▶ [TO DO] Please reproduce the lines of the listing verbatim, starting at the line containing "paragraph-15: 15. Проверка" and ending at the line containing "seal-inner-text: АДМИНИСТРАЦИЯ ГУБЕРНАТОРА", both included.

▶ [RECORD EXCERPTS]
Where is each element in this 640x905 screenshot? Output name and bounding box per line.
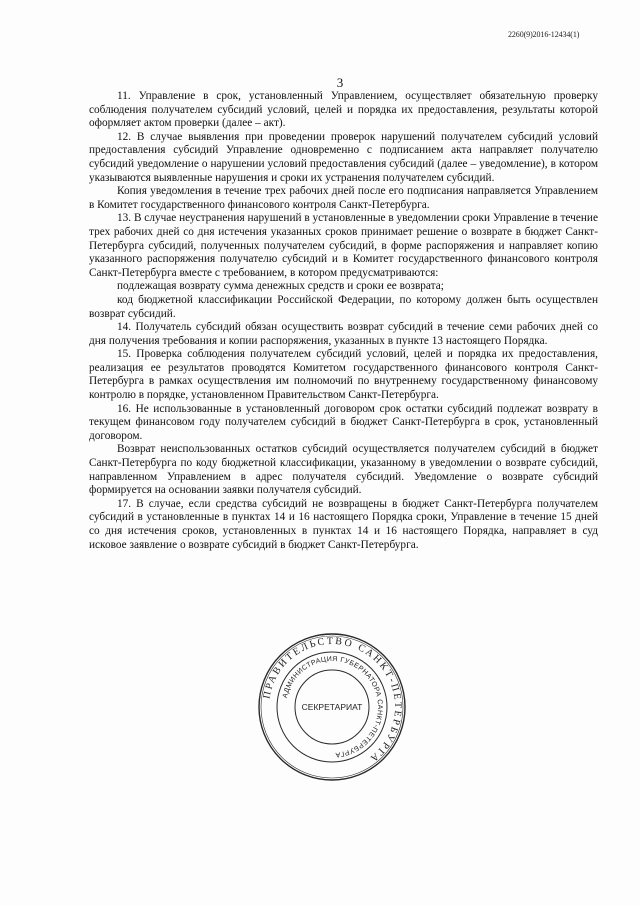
paragraph-15: 15. Проверка соблюдения получателем субсидий условий, целей и порядка их предоставления, реализация ее результатов проводятся Комитетом государственного финансового контроля Санкт-Петербурга в рамках осуществления им полномочий по внутреннему государственному финансовому контролю в порядке, установленном Правительством Санкт-Петербурга.: [89, 348, 598, 402]
paragraph-11: 11. Управление в срок, установленный Управлением, осуществляет обязательную проверку соблюдения получателем субсидий условий, целей и порядка их предоставления, результаты которой оформляет актом проверки (далее – акт).: [89, 90, 598, 130]
seal-inner-text: АДМИНИСТРАЦИЯ ГУБЕРНАТОРА САНКТ-ПЕТЕРБУРГА: [281, 655, 384, 758]
paragraph-13: 13. В случае неустранения нарушений в установленные в уведомлении сроки Управление в течение трех рабочих дней со дня истечения указанных сроков принимает решение о возврате в бюджет Санкт-Петербурга субсидий, полученных получателем субсидий, в форме распоряжения и направляет копию указанного распоряжения получателю субсидий и в Комитет государственного финансового контроля Санкт-Петербурга вместе с требованием, в котором предусматриваются:: [89, 212, 598, 279]
paragraph-14: 14. Получатель субсидий обязан осуществить возврат субсидий в течение семи рабочих дней со дня получения требования и копии распоряжения, указанных в пункте 13 настоящего Порядка.: [89, 321, 598, 347]
paragraph-13-item-amount: подлежащая возврату сумма денежных средств и сроки ее возврата;: [117, 280, 444, 293]
paragraph-13-item-code: код бюджетной классификации Российской Федерации, по которому должен быть осуществлен возврат субсидий.: [89, 293, 598, 320]
official-seal: [256, 631, 408, 783]
seal-center-text: СЕКРЕТАРИАТ: [301, 702, 363, 712]
paragraph-16-return: Возврат неиспользованных остатков субсидий осуществляется получателем субсидий в бюджет Санкт-Петербурга по коду бюджетной классификации, указанному в уведомлении о возврате субсидий, направленном Управлением в адрес получателя субсидий. Уведомление о возврате субсидий формируется на основании заявки получателя субсидий.: [89, 443, 598, 497]
seal-outer-text: ПРАВИТЕЛЬСТВО САНКТ-ПЕТЕРБУРГА: [261, 635, 404, 765]
document-number: 2260(9)2016-12434(1): [508, 30, 580, 39]
paragraph-12: 12. В случае выявления при проведении проверок нарушений получателем субсидий условий предоставления субсидий Управление одновременно с подписанием акта направляет получателю субсидий уведомление о нарушении условий предоставления субсидий (далее – уведомление), в котором указываются выявленные нарушения и сроки их устранения получателем субсидий.: [89, 130, 598, 184]
paragraph-17: 17. В случае, если средства субсидий не возвращены в бюджет Санкт-Петербурга получателем субсидий в установленные в пунктах 14 и 16 настоящего Порядка сроки, Управление в течение 15 дней со дня истечения сроков, установленных в пунктах 14 и 16 настоящего Порядка, направляет в суд исковое заявление о возврате субсидий в бюджет Санкт-Петербурга.: [89, 497, 598, 551]
paragraph-12-copy-notice: Копия уведомления в течение трех рабочих дней после его подписания направляется Управлением в Комитет государственного финансового контроля Санкт-Петербурга.: [89, 185, 598, 211]
document-body: [89, 90, 598, 552]
paragraph-16: 16. Не использованные в установленный договором срок остатки субсидий подлежат возврату в текущем финансовом году получателем субсидий в бюджет Санкт-Петербурга в срок, установленный договором.: [89, 402, 598, 442]
page-number: 3: [336, 75, 344, 90]
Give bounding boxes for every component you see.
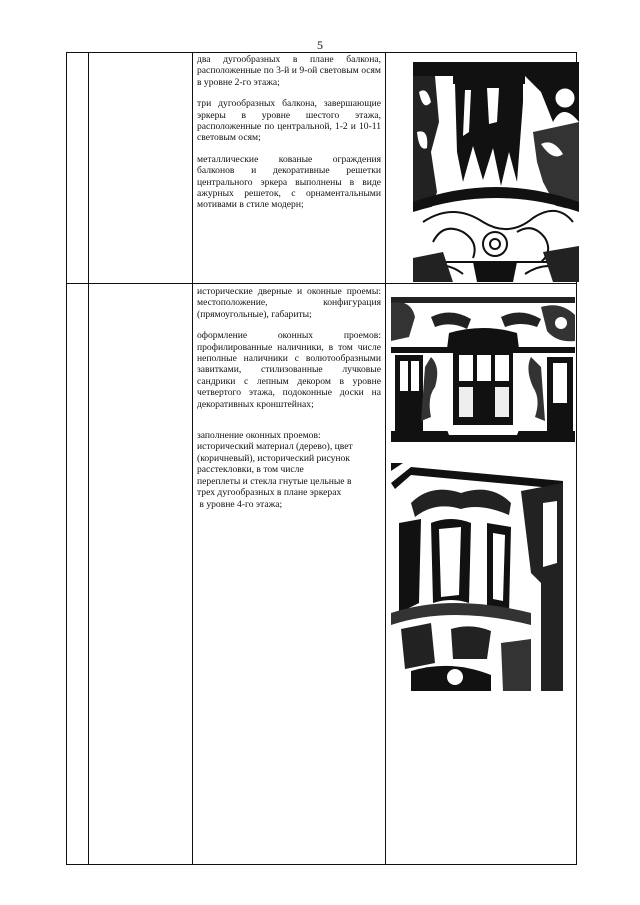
text-line: трех дугообразных в плане эркерах <box>197 487 342 499</box>
row2-paragraph: оформление оконных проемов: профилированные наличники, в том числе неполные наличники с волютообразными завитками, стилизованные лучковые сандрики с лепным декором в уровне четвертого этажа, подоконные доски на декоративных кронштейнах; <box>197 330 381 410</box>
text-line: заполнение оконных проемов: <box>197 430 321 442</box>
window-facade-photo <box>391 297 575 442</box>
text-line: в уровне 4-го этажа; <box>197 498 283 510</box>
text-line: переплеты и стекла гнутые цельные в <box>197 475 352 487</box>
column-border-2 <box>88 52 89 865</box>
page-number: 5 <box>317 38 323 52</box>
row1-paragraph: три дугообразных балкона, завершающие эркеры в уровне шестого этажа, расположенные по центральной, 1-2 и 10-11 световым осям; <box>197 98 381 144</box>
row1-paragraph: два дугообразных в плане балкона, расположенные по 3-й и 9-ой световым осям в уровне 2-го этажа; <box>197 54 381 88</box>
column-border-4 <box>385 52 386 865</box>
text-line: расстекловки, в том числе <box>197 464 304 476</box>
text-line: (коричневый), исторический рисунок <box>197 452 350 464</box>
row2-paragraph: исторические дверные и оконные проемы: местоположение, конфигурация (прямоугольные), габариты; <box>197 286 381 320</box>
column-border-1 <box>66 52 67 865</box>
bay-window-photo <box>391 463 563 691</box>
row-divider <box>66 283 576 284</box>
row1-paragraph: металлические кованые ограждения балконов и декоративные решетки центрального эркера выполнены в виде ажурных решеток, с орнаментальными мотивами в стиле модерн; <box>197 153 381 211</box>
table-bottom-border <box>66 864 576 865</box>
row2-window-fill-paragraph <box>197 430 381 510</box>
row1-description <box>197 54 381 211</box>
row2-description <box>197 286 381 510</box>
column-border-3 <box>192 52 193 865</box>
balcony-photo <box>413 62 579 282</box>
text-line: исторический материал (дерево), цвет <box>197 441 353 453</box>
table-top-border <box>66 52 576 53</box>
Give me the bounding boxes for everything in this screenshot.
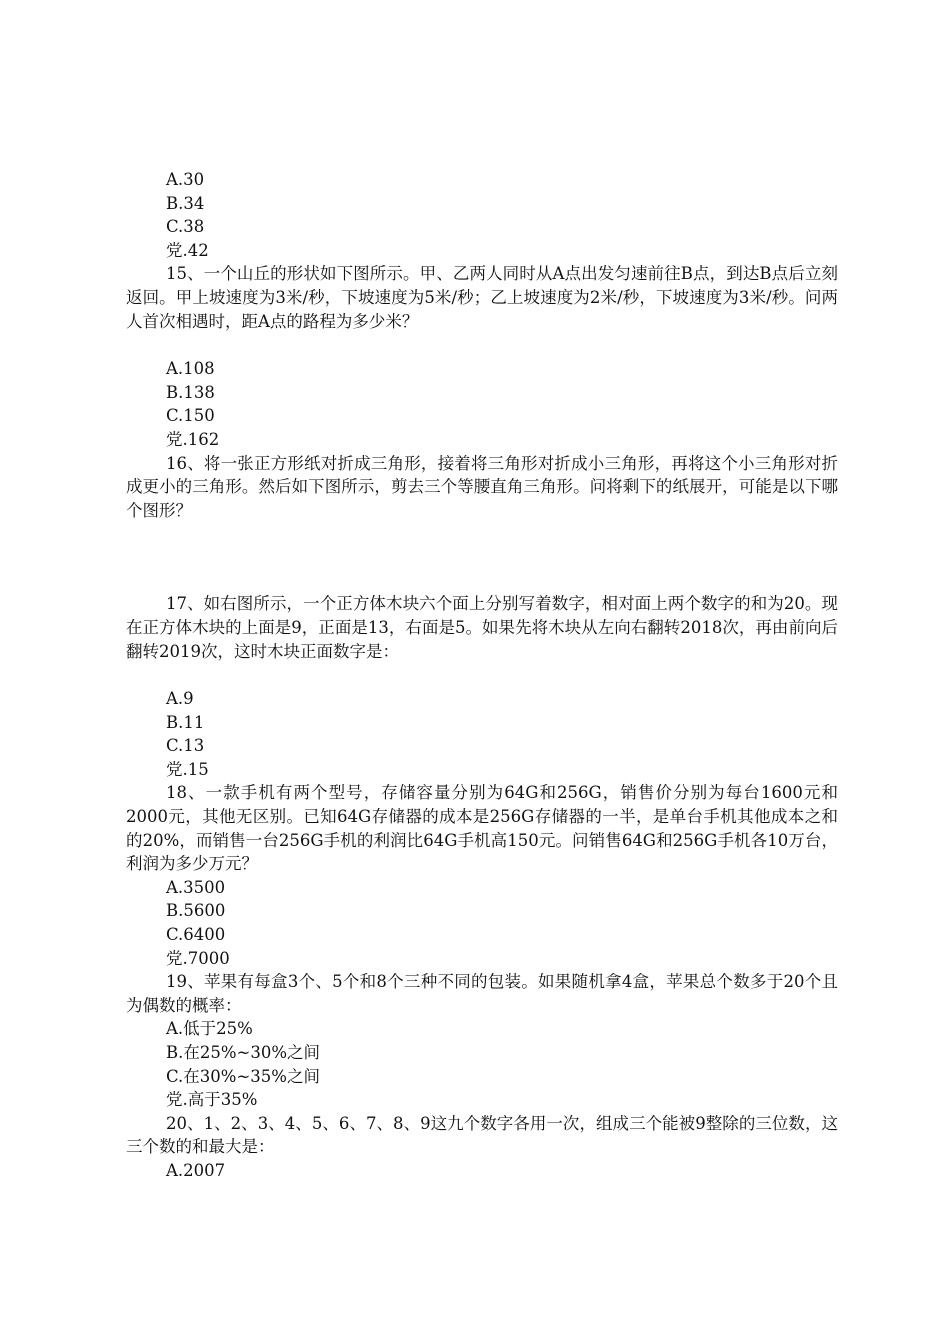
q14-option-b: B.34 xyxy=(166,193,205,213)
q18-option-a: A.3500 xyxy=(166,877,226,897)
q17-option-d: 党.15 xyxy=(166,759,209,779)
q18-option-c: C.6400 xyxy=(166,925,226,945)
question-18: 18、一款手机有两个型号，存储容量分别为64G和256G，销售价分别为每台1600元和2000元，其他无区别。已知64G存储器的成本是256G存储器的一半，是单台手机其他成本之和的20%，而销售一台256G手机的利润比64G手机高150元。问销售64G和256G手机各10万台，利润为多少万元？ xyxy=(126,783,838,874)
q19-option-c: C.在30%~35%之间 xyxy=(166,1066,320,1086)
question-20: 20、1、2、3、4、5、6、7、8、9这九个数字各用一次，组成三个能被9整除的三位数，这三个数的和最大是： xyxy=(126,1113,838,1157)
q19-option-b: B.在25%~30%之间 xyxy=(166,1043,321,1062)
q18-option-d: 党.7000 xyxy=(166,948,230,968)
q20-option-a: A.2007 xyxy=(166,1160,226,1180)
q17-figure-space xyxy=(126,663,838,687)
q16-figure-space xyxy=(126,522,838,592)
q15-figure-space xyxy=(126,333,838,357)
q17-option-a: A.9 xyxy=(166,689,194,709)
q15-option-d: 党.162 xyxy=(166,429,220,449)
q14-option-a: A.30 xyxy=(166,170,205,189)
q15-option-b: B.138 xyxy=(166,382,215,402)
question-17: 17、如右图所示，一个正方体木块六个面上分别写着数字，相对面上两个数字的和为20。现在正方体木块的上面是9，正面是13，右面是5。如果先将木块从左向右翻转2018次，再由前向后翻转2019次，这时木块正面数字是： xyxy=(126,594,838,661)
q15-option-a: A.108 xyxy=(166,359,215,379)
q19-option-a: A.低于25% xyxy=(166,1019,253,1039)
question-15: 15、一个山丘的形状如下图所示。甲、乙两人同时从A点出发匀速前往B点，到达B点后立刻返回。甲上坡速度为3米/秒，下坡速度为5米/秒；乙上坡速度为2米/秒，下坡速度为3米/秒。问两人首次相遇时，距A点的路程为多少米？ xyxy=(126,264,838,331)
q17-option-b: B.11 xyxy=(166,712,205,732)
q14-option-d: 党.42 xyxy=(166,240,209,260)
question-19: 19、苹果有每盒3个、5个和8个三种不同的包装。如果随机拿4盒，苹果总个数多于20个且为偶数的概率： xyxy=(126,972,838,1015)
q14-option-c: C.38 xyxy=(166,217,205,237)
q15-option-c: C.150 xyxy=(166,406,215,426)
question-16: 16、将一张正方形纸对折成三角形，接着将三角形对折成小三角形，再将这个小三角形对折成更小的三角形。然后如下图所示，剪去三个等腰直角三角形。问将剩下的纸展开，可能是以下哪个图形？ xyxy=(126,453,838,520)
q19-option-d: 党.高于35% xyxy=(166,1090,258,1110)
q17-option-c: C.13 xyxy=(166,736,205,756)
q18-option-b: B.5600 xyxy=(166,901,226,921)
document-content xyxy=(126,168,838,1183)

▶ [REPLY]
paragraph-15: 15. Проверка соблюдения получателем субсидий условий, целей и порядка их предоставления, реализация ее результатов проводятся Комитетом государственного финансового контроля Санкт-Петербурга в рамках осуществления им полномочий по внутреннему государственному финансовому контролю в порядке, установленном Правительством Санкт-Петербурга.: [89, 348, 598, 402]
paragraph-11: 11. Управление в срок, установленный Управлением, осуществляет обязательную проверку соблюдения получателем субсидий условий, целей и порядка их предоставления, результаты которой оформляет актом проверки (далее – акт).: [89, 90, 598, 130]
seal-inner-text: АДМИНИСТРАЦИЯ ГУБЕРНАТОРА САНКТ-ПЕТЕРБУРГА: [281, 655, 384, 758]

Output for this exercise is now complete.